(Data entries)
-- begin --

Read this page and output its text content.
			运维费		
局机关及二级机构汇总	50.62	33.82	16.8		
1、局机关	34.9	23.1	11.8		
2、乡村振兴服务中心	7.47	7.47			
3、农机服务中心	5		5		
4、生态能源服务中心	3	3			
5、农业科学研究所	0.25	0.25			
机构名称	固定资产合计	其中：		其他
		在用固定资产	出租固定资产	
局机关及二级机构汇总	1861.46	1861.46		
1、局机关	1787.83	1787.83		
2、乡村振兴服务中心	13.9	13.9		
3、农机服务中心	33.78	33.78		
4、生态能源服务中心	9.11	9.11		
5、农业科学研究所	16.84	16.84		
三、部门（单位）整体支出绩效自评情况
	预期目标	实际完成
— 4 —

-- end --

## [Written exercise]
Retype the entries exactly, including every line.

## [Result of the task]
Read this page and output its text content.
			运维费		
局机关及二级机构汇总	50.62	33.82	16.8		
1、局机关	34.9	23.1	11.8		
2、乡村振兴服务中心	7.47	7.47			
3、农机服务中心	5		5		
4、生态能源服务中心	3	3			
5、农业科学研究所	0.25	0.25			
机构名称	固定资产合计	其中：		其他
		在用固定资产	出租固定资产	
局机关及二级机构汇总	1861.46	1861.46		
1、局机关	1787.83	1787.83		
2、乡村振兴服务中心	13.9	13.9		
3、农机服务中心	33.78	33.78		
4、生态能源服务中心	9.11	9.11		
5、农业科学研究所	16.84	16.84		
三、部门（单位）整体支出绩效自评情况
	预期目标	实际完成
— 4 —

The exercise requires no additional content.